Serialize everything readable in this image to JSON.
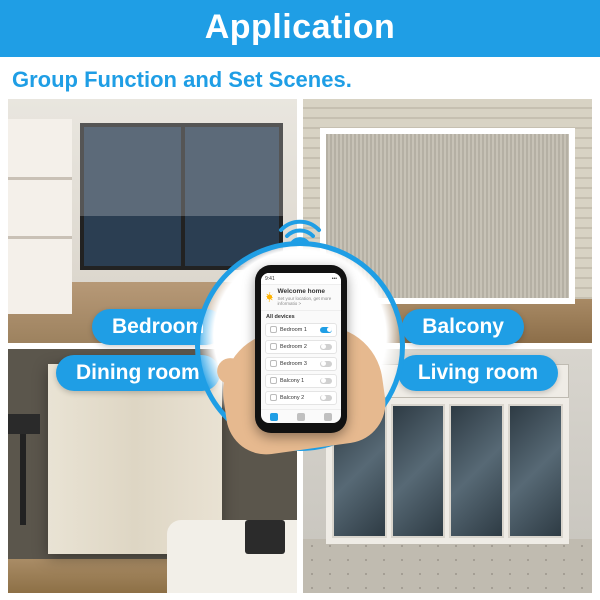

==

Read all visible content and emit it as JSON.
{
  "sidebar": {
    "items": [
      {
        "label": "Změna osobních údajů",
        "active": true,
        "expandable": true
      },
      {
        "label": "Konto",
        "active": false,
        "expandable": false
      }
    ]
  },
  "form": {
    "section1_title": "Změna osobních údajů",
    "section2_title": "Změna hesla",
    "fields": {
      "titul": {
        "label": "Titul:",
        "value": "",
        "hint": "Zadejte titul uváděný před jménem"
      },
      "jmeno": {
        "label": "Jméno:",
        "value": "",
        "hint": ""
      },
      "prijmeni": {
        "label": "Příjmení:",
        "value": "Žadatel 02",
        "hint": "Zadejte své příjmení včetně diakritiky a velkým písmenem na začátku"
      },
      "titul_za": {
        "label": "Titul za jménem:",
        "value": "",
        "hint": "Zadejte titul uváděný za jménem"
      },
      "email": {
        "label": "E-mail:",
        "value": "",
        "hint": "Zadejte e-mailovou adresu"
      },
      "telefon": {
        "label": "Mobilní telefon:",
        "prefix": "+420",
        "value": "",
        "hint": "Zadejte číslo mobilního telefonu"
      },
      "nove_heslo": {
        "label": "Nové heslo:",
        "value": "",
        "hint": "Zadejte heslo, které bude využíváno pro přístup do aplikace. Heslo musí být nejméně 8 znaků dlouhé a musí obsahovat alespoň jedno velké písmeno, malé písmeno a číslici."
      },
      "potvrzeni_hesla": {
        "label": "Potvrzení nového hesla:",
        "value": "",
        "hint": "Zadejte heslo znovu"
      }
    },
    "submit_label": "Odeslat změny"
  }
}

---

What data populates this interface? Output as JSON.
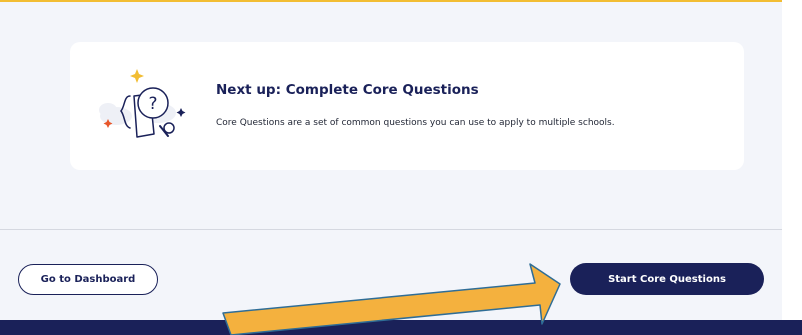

[PROBLEM DESCRIPTION]:
Search the lines above for the string "this", then show every one that has it.

[EXPECTED ANSWER]:
Serialize everything readable in this image to JSON.
What data populates this interface? Output as JSON.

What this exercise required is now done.